Exercise brief: Format the records as a JSON list of strings, one per line with blank lines omitted, from the first line through the line containing "menu-grid: LINGUINI WITH", both included.
____________________
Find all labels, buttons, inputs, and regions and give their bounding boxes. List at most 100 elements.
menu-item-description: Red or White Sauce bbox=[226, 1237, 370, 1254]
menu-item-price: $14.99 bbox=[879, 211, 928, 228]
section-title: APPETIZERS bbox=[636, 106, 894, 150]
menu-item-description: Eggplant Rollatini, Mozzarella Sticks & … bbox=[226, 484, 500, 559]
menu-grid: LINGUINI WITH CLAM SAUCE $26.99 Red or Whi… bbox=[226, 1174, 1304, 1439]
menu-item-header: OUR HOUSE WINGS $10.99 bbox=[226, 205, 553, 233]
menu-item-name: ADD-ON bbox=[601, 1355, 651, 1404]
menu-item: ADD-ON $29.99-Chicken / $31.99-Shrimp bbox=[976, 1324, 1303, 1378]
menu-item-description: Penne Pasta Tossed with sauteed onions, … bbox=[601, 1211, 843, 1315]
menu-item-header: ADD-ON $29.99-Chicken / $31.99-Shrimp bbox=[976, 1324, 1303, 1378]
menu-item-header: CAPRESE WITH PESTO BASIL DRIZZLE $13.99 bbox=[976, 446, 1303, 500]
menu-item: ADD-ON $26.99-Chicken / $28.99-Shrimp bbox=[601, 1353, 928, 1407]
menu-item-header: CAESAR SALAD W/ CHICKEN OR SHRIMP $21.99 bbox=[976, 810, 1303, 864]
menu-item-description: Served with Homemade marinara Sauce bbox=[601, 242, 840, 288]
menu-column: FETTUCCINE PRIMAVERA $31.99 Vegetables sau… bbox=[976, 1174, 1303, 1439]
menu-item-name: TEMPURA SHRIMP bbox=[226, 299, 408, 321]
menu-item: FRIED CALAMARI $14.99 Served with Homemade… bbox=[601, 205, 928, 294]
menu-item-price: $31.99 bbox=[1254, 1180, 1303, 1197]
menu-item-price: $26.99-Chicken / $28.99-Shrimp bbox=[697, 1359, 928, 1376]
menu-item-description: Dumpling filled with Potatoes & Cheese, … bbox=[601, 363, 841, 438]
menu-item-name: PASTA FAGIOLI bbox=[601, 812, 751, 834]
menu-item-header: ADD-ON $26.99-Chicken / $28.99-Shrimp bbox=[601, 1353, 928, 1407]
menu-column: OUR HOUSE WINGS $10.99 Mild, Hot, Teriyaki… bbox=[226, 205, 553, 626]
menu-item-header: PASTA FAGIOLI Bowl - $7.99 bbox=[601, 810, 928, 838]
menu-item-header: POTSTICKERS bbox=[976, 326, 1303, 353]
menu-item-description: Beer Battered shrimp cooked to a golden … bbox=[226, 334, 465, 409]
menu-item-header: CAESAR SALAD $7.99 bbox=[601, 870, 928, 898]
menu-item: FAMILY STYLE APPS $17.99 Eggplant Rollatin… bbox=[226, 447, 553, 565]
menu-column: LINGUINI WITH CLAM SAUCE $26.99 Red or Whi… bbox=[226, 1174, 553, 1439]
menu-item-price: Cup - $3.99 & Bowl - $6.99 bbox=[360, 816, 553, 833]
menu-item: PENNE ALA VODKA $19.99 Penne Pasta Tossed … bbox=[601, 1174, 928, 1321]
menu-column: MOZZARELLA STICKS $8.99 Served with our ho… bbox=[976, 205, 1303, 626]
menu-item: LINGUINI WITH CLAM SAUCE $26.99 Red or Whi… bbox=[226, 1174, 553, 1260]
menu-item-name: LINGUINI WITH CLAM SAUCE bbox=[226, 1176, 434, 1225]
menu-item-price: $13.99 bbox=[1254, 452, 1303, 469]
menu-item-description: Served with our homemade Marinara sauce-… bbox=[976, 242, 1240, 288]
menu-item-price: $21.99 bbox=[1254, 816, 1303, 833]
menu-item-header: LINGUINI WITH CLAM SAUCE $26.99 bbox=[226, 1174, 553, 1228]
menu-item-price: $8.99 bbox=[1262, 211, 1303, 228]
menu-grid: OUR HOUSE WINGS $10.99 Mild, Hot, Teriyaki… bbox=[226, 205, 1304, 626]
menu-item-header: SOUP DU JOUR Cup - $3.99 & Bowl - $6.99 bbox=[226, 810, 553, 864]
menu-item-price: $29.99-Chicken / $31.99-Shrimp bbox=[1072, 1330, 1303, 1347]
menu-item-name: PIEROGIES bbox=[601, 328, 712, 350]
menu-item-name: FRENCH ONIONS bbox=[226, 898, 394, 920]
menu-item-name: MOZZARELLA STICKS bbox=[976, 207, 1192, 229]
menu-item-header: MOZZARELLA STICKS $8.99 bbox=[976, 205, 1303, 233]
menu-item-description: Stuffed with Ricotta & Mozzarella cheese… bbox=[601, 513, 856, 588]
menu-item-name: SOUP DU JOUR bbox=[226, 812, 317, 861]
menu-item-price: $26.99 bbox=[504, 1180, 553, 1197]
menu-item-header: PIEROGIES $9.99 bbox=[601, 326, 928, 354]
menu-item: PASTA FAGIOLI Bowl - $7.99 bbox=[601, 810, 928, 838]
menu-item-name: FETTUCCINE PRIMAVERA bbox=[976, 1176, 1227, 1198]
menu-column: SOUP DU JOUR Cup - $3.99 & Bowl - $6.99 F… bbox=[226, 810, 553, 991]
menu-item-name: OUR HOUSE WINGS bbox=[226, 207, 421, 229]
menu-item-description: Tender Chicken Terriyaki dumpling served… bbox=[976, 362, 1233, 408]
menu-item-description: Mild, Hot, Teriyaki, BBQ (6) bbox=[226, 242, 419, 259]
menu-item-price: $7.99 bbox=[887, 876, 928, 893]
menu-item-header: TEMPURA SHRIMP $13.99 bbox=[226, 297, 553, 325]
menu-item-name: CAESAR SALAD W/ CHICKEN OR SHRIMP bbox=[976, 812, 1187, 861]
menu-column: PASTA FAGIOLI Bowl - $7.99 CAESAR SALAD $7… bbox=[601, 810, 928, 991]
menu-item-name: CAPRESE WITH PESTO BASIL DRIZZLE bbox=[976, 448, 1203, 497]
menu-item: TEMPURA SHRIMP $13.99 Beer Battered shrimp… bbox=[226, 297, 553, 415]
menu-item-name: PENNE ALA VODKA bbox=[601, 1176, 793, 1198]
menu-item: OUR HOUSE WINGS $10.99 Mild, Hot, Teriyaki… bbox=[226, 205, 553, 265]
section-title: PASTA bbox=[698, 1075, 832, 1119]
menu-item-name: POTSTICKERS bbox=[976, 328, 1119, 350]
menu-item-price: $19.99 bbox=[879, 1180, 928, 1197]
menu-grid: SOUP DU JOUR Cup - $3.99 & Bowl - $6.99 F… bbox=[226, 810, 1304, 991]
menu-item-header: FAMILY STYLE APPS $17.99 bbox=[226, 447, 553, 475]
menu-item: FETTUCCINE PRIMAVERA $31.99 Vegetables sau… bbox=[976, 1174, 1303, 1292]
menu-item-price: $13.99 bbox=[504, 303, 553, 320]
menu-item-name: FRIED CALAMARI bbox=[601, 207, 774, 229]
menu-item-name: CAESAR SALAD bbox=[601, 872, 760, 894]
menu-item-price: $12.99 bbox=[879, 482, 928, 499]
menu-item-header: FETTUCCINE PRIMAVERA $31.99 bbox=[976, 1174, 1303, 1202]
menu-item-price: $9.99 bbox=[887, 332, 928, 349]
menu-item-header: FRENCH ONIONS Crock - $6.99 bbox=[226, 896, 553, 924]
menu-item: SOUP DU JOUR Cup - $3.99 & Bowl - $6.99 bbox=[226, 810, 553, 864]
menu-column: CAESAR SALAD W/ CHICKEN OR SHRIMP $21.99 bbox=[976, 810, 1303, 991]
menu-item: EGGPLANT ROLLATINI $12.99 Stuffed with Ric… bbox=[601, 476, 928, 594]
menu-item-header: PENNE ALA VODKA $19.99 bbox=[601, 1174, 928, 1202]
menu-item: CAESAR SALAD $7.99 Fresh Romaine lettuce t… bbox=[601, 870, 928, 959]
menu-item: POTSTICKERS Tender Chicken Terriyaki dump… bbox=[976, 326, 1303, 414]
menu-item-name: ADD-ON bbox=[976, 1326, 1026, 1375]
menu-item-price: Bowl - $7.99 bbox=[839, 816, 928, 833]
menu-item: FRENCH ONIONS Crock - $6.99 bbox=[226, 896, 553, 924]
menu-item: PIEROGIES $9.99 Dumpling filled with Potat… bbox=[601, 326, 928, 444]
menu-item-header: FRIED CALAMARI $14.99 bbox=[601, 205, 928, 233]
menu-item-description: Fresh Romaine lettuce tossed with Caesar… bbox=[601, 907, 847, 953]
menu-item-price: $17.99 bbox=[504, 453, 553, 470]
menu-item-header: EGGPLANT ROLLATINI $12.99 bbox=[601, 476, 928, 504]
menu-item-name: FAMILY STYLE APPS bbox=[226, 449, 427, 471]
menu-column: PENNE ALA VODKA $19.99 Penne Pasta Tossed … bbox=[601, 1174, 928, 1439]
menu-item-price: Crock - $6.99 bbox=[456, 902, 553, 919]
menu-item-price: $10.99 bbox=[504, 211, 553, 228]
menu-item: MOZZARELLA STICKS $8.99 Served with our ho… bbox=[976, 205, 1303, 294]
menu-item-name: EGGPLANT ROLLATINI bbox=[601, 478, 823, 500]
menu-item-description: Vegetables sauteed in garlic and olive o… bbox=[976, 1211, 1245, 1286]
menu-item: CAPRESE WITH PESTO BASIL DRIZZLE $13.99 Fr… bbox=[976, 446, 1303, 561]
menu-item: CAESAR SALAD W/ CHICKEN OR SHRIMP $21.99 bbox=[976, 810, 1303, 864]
____________________
Reply:
[
  "Find all labels, buttons, inputs, and regions and give their bounding boxes. List at most 100 elements.",
  "menu-item-description: Red or White Sauce bbox=[226, 1237, 370, 1254]",
  "menu-item-price: $14.99 bbox=[879, 211, 928, 228]",
  "section-title: APPETIZERS bbox=[636, 106, 894, 150]",
  "menu-item-description: Eggplant Rollatini, Mozzarella Sticks & … bbox=[226, 484, 500, 559]",
  "menu-grid: LINGUINI WITH CLAM SAUCE $26.99 Red or Whi… bbox=[226, 1174, 1304, 1439]"
]